**Given exercise**. Each entry that follows must be output without any deviation.

Dataset excerpts
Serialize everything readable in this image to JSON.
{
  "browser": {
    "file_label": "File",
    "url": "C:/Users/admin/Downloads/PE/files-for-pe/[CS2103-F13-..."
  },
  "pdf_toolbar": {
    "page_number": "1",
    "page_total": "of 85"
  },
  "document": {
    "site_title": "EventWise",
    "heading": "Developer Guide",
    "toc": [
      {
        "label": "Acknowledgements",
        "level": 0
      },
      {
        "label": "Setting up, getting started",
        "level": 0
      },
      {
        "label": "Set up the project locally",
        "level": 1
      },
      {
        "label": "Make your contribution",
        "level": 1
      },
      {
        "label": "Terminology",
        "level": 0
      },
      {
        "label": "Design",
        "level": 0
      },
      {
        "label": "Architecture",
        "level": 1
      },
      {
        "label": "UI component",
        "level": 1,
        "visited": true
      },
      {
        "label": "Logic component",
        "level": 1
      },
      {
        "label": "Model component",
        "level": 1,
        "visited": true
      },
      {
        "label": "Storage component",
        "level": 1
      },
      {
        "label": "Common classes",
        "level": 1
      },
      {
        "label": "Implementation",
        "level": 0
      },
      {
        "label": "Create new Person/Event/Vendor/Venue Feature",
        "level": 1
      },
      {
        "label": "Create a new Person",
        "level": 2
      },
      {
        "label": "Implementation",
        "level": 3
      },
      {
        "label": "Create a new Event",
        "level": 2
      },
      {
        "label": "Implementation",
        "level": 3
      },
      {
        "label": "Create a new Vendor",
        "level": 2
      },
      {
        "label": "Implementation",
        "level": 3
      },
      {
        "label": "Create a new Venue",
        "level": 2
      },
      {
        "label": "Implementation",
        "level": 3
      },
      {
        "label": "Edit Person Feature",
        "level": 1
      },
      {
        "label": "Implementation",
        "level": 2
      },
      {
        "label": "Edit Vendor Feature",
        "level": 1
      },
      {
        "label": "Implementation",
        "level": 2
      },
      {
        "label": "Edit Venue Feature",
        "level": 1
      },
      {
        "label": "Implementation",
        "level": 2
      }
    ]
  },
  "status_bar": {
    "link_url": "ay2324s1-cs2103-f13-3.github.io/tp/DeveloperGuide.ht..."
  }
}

**Result of the task**.
Serialize everything readable in this image to JSON.
{
  "browser": {
    "file_label": "File",
    "url": "C:/Users/admin/Downloads/PE/files-for-pe/[CS2103-F13-..."
  },
  "pdf_toolbar": {
    "page_number": "1",
    "page_total": "of 85"
  },
  "document": {
    "site_title": "EventWise",
    "heading": "Developer Guide",
    "toc": [
      {
        "label": "Acknowledgements",
        "level": 0
      },
      {
        "label": "Setting up, getting started",
        "level": 0
      },
      {
        "label": "Set up the project locally",
        "level": 1
      },
      {
        "label": "Make your contribution",
        "level": 1
      },
      {
        "label": "Terminology",
        "level": 0
      },
      {
        "label": "Design",
        "level": 0
      },
      {
        "label": "Architecture",
        "level": 1
      },
      {
        "label": "UI component",
        "level": 1,
        "visited": true
      },
      {
        "label": "Logic component",
        "level": 1
      },
      {
        "label": "Model component",
        "level": 1,
        "visited": true
      },
      {
        "label": "Storage component",
        "level": 1
      },
      {
        "label": "Common classes",
        "level": 1
      },
      {
        "label": "Implementation",
        "level": 0
      },
      {
        "label": "Create new Person/Event/Vendor/Venue Feature",
        "level": 1
      },
      {
        "label": "Create a new Person",
        "level": 2
      },
      {
        "label": "Implementation",
        "level": 3
      },
      {
        "label": "Create a new Event",
        "level": 2
      },
      {
        "label": "Implementation",
        "level": 3
      },
      {
        "label": "Create a new Vendor",
        "level": 2
      },
      {
        "label": "Implementation",
        "level": 3
      },
      {
        "label": "Create a new Venue",
        "level": 2
      },
      {
        "label": "Implementation",
        "level": 3
      },
      {
        "label": "Edit Person Feature",
        "level": 1
      },
      {
        "label": "Implementation",
        "level": 2
      },
      {
        "label": "Edit Vendor Feature",
        "level": 1
      },
      {
        "label": "Implementation",
        "level": 2
      },
      {
        "label": "Edit Venue Feature",
        "level": 1
      },
      {
        "label": "Implementation",
        "level": 2
      }
    ]
  },
  "status_bar": {
    "link_url": "ay2324s1-cs2103-f13-3.github.io/tp/DeveloperGuide.ht..."
  }
}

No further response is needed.